## begin Items

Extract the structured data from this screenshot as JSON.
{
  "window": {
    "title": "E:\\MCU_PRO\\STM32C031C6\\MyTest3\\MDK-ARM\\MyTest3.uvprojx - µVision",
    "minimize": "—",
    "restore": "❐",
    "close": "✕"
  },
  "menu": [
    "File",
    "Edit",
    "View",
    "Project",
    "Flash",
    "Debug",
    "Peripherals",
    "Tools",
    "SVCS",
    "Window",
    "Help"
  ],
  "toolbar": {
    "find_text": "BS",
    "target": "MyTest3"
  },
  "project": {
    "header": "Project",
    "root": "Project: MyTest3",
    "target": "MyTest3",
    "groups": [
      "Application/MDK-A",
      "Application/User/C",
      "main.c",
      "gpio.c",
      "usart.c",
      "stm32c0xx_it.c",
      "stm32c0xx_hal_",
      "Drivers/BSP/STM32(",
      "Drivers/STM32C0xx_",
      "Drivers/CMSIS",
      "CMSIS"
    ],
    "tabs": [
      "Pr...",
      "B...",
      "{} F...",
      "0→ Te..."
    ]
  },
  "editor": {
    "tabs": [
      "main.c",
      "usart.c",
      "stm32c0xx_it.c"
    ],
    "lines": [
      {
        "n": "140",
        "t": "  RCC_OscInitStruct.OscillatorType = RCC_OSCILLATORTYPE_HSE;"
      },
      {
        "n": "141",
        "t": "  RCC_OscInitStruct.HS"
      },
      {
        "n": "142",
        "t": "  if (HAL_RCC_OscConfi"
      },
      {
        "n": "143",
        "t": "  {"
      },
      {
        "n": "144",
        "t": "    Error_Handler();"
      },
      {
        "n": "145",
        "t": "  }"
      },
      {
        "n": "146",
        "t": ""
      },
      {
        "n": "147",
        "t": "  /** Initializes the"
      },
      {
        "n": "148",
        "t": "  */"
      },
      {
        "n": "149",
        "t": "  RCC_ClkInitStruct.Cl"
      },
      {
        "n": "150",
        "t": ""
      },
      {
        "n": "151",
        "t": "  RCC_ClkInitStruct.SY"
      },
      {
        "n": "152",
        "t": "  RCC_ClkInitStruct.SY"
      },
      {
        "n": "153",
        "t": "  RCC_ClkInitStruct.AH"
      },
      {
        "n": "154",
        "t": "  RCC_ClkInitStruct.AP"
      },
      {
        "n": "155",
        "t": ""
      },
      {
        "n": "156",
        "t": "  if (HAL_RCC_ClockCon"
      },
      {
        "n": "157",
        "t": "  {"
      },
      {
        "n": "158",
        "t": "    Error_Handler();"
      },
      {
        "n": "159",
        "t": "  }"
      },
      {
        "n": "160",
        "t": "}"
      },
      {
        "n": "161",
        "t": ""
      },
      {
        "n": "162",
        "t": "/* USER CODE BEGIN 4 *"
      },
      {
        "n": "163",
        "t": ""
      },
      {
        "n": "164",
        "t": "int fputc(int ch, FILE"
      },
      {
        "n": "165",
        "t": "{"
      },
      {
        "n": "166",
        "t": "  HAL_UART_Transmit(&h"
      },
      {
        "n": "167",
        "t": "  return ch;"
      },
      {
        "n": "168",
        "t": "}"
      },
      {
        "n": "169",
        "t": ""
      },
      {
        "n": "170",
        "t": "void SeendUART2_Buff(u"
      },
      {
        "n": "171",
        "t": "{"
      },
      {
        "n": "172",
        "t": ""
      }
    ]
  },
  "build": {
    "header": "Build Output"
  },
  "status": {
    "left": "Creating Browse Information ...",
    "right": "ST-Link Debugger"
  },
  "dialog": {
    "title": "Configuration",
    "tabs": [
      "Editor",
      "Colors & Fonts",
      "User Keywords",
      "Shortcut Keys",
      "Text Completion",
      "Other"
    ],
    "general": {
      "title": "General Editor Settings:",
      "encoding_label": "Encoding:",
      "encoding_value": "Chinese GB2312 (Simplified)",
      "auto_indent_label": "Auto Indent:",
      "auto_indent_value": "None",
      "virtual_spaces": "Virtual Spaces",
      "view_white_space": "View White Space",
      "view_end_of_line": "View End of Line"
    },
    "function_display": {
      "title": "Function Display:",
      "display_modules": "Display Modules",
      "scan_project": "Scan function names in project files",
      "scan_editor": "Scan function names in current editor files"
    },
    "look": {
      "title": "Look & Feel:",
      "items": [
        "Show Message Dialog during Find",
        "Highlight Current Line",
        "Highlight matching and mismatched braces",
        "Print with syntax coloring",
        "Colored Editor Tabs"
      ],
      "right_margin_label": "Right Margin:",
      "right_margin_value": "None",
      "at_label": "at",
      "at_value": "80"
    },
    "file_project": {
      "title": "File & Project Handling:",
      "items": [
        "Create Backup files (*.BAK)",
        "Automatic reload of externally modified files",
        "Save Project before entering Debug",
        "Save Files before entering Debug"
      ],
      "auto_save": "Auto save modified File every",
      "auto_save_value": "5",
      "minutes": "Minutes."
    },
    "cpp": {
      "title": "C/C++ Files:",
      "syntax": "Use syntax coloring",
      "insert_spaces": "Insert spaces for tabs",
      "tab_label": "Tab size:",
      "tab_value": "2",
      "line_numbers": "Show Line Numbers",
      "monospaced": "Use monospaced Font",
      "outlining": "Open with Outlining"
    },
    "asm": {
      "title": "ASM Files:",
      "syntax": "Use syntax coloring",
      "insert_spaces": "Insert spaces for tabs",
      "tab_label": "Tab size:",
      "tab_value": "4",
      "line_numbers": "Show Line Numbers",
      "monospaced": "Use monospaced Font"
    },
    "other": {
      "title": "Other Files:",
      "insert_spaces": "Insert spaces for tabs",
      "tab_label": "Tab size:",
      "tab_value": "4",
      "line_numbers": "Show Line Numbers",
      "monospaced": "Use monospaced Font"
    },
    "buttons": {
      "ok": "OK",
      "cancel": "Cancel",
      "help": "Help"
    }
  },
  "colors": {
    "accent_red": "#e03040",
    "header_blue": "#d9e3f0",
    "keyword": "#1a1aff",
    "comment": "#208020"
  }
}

## end Items

Give every line of the material again, exactly as it reads.

## Worked solution:
Extract the structured data from this screenshot as JSON.
{
  "window": {
    "title": "E:\\MCU_PRO\\STM32C031C6\\MyTest3\\MDK-ARM\\MyTest3.uvprojx - µVision",
    "minimize": "—",
    "restore": "❐",
    "close": "✕"
  },
  "menu": [
    "File",
    "Edit",
    "View",
    "Project",
    "Flash",
    "Debug",
    "Peripherals",
    "Tools",
    "SVCS",
    "Window",
    "Help"
  ],
  "toolbar": {
    "find_text": "BS",
    "target": "MyTest3"
  },
  "project": {
    "header": "Project",
    "root": "Project: MyTest3",
    "target": "MyTest3",
    "groups": [
      "Application/MDK-A",
      "Application/User/C",
      "main.c",
      "gpio.c",
      "usart.c",
      "stm32c0xx_it.c",
      "stm32c0xx_hal_",
      "Drivers/BSP/STM32(",
      "Drivers/STM32C0xx_",
      "Drivers/CMSIS",
      "CMSIS"
    ],
    "tabs": [
      "Pr...",
      "B...",
      "{} F...",
      "0→ Te..."
    ]
  },
  "editor": {
    "tabs": [
      "main.c",
      "usart.c",
      "stm32c0xx_it.c"
    ],
    "lines": [
      {
        "n": "140",
        "t": "  RCC_OscInitStruct.OscillatorType = RCC_OSCILLATORTYPE_HSE;"
      },
      {
        "n": "141",
        "t": "  RCC_OscInitStruct.HS"
      },
      {
        "n": "142",
        "t": "  if (HAL_RCC_OscConfi"
      },
      {
        "n": "143",
        "t": "  {"
      },
      {
        "n": "144",
        "t": "    Error_Handler();"
      },
      {
        "n": "145",
        "t": "  }"
      },
      {
        "n": "146",
        "t": ""
      },
      {
        "n": "147",
        "t": "  /** Initializes the"
      },
      {
        "n": "148",
        "t": "  */"
      },
      {
        "n": "149",
        "t": "  RCC_ClkInitStruct.Cl"
      },
      {
        "n": "150",
        "t": ""
      },
      {
        "n": "151",
        "t": "  RCC_ClkInitStruct.SY"
      },
      {
        "n": "152",
        "t": "  RCC_ClkInitStruct.SY"
      },
      {
        "n": "153",
        "t": "  RCC_ClkInitStruct.AH"
      },
      {
        "n": "154",
        "t": "  RCC_ClkInitStruct.AP"
      },
      {
        "n": "155",
        "t": ""
      },
      {
        "n": "156",
        "t": "  if (HAL_RCC_ClockCon"
      },
      {
        "n": "157",
        "t": "  {"
      },
      {
        "n": "158",
        "t": "    Error_Handler();"
      },
      {
        "n": "159",
        "t": "  }"
      },
      {
        "n": "160",
        "t": "}"
      },
      {
        "n": "161",
        "t": ""
      },
      {
        "n": "162",
        "t": "/* USER CODE BEGIN 4 *"
      },
      {
        "n": "163",
        "t": ""
      },
      {
        "n": "164",
        "t": "int fputc(int ch, FILE"
      },
      {
        "n": "165",
        "t": "{"
      },
      {
        "n": "166",
        "t": "  HAL_UART_Transmit(&h"
      },
      {
        "n": "167",
        "t": "  return ch;"
      },
      {
        "n": "168",
        "t": "}"
      },
      {
        "n": "169",
        "t": ""
      },
      {
        "n": "170",
        "t": "void SeendUART2_Buff(u"
      },
      {
        "n": "171",
        "t": "{"
      },
      {
        "n": "172",
        "t": ""
      }
    ]
  },
  "build": {
    "header": "Build Output"
  },
  "status": {
    "left": "Creating Browse Information ...",
    "right": "ST-Link Debugger"
  },
  "dialog": {
    "title": "Configuration",
    "tabs": [
      "Editor",
      "Colors & Fonts",
      "User Keywords",
      "Shortcut Keys",
      "Text Completion",
      "Other"
    ],
    "general": {
      "title": "General Editor Settings:",
      "encoding_label": "Encoding:",
      "encoding_value": "Chinese GB2312 (Simplified)",
      "auto_indent_label": "Auto Indent:",
      "auto_indent_value": "None",
      "virtual_spaces": "Virtual Spaces",
      "view_white_space": "View White Space",
      "view_end_of_line": "View End of Line"
    },
    "function_display": {
      "title": "Function Display:",
      "display_modules": "Display Modules",
      "scan_project": "Scan function names in project files",
      "scan_editor": "Scan function names in current editor files"
    },
    "look": {
      "title": "Look & Feel:",
      "items": [
        "Show Message Dialog during Find",
        "Highlight Current Line",
        "Highlight matching and mismatched braces",
        "Print with syntax coloring",
        "Colored Editor Tabs"
      ],
      "right_margin_label": "Right Margin:",
      "right_margin_value": "None",
      "at_label": "at",
      "at_value": "80"
    },
    "file_project": {
      "title": "File & Project Handling:",
      "items": [
        "Create Backup files (*.BAK)",
        "Automatic reload of externally modified files",
        "Save Project before entering Debug",
        "Save Files before entering Debug"
      ],
      "auto_save": "Auto save modified File every",
      "auto_save_value": "5",
      "minutes": "Minutes."
    },
    "cpp": {
      "title": "C/C++ Files:",
      "syntax": "Use syntax coloring",
      "insert_spaces": "Insert spaces for tabs",
      "tab_label": "Tab size:",
      "tab_value": "2",
      "line_numbers": "Show Line Numbers",
      "monospaced": "Use monospaced Font",
      "outlining": "Open with Outlining"
    },
    "asm": {
      "title": "ASM Files:",
      "syntax": "Use syntax coloring",
      "insert_spaces": "Insert spaces for tabs",
      "tab_label": "Tab size:",
      "tab_value": "4",
      "line_numbers": "Show Line Numbers",
      "monospaced": "Use monospaced Font"
    },
    "other": {
      "title": "Other Files:",
      "insert_spaces": "Insert spaces for tabs",
      "tab_label": "Tab size:",
      "tab_value": "4",
      "line_numbers": "Show Line Numbers",
      "monospaced": "Use monospaced Font"
    },
    "buttons": {
      "ok": "OK",
      "cancel": "Cancel",
      "help": "Help"
    }
  },
  "colors": {
    "accent_red": "#e03040",
    "header_blue": "#d9e3f0",
    "keyword": "#1a1aff",
    "comment": "#208020"
  }
}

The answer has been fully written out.